# Written request:
Pull each line holding the word "active" from the data.

Stored data

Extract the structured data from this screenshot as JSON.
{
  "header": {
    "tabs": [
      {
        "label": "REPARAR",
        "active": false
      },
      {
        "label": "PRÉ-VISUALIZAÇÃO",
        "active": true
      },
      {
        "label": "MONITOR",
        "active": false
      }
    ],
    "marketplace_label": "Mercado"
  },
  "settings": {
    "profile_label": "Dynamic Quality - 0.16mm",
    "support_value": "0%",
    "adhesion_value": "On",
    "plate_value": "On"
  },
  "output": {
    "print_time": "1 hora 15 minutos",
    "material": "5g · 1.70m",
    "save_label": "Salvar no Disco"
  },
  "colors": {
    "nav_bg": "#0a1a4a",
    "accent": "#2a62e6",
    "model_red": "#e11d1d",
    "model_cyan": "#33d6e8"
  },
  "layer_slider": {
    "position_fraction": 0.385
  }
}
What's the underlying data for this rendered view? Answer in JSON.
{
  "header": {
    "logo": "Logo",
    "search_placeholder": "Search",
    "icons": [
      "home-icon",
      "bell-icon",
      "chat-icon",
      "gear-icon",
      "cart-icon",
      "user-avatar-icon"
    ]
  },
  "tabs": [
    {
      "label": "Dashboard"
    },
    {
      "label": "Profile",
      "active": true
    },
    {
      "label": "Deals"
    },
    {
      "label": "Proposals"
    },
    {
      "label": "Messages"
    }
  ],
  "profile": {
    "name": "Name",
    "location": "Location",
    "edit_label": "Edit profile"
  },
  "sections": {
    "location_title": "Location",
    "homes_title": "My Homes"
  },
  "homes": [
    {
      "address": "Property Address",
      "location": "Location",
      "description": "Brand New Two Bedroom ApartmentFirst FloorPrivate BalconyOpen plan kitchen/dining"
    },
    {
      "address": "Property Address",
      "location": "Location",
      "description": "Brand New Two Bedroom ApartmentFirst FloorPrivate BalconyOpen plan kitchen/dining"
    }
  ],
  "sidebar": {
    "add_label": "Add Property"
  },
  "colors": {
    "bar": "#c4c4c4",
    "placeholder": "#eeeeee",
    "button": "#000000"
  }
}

--

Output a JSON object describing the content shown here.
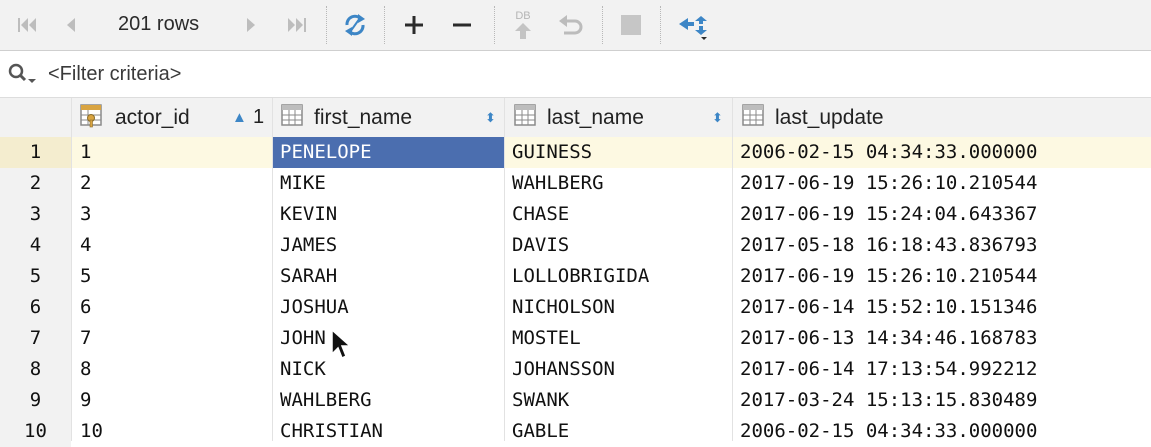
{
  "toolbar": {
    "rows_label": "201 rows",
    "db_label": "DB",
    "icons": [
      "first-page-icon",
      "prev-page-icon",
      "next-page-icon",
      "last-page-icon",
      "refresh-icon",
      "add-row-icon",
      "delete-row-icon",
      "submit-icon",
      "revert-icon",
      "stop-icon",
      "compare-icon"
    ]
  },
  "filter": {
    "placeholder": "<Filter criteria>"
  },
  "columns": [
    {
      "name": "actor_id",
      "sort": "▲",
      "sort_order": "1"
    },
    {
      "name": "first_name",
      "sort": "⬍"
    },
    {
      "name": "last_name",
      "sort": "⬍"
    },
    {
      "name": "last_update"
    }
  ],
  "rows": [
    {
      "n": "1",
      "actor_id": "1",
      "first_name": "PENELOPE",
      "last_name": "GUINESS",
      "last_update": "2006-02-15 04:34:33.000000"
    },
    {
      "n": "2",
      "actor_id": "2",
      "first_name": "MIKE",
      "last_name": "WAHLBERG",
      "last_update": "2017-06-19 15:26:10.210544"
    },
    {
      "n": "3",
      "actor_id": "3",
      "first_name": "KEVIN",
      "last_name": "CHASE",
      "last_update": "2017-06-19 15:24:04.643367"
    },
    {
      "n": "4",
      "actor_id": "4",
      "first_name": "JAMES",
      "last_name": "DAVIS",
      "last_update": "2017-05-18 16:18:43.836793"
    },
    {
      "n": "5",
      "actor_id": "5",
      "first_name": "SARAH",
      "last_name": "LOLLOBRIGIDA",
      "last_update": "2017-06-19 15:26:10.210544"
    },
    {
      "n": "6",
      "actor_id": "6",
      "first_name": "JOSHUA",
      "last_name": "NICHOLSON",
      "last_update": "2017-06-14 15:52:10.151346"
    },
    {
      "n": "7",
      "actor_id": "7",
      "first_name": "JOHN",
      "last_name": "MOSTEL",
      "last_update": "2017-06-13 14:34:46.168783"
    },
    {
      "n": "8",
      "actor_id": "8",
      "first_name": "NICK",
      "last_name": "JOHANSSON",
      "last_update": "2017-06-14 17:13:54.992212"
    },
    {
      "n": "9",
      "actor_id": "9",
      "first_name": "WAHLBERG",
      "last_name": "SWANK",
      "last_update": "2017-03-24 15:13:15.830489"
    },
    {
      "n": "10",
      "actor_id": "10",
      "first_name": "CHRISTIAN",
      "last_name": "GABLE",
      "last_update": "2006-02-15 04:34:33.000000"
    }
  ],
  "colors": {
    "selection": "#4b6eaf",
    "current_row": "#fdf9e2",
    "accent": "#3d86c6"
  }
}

# Solution to the problem:
        "active": false
        "active": true
        "active": false
      "active": true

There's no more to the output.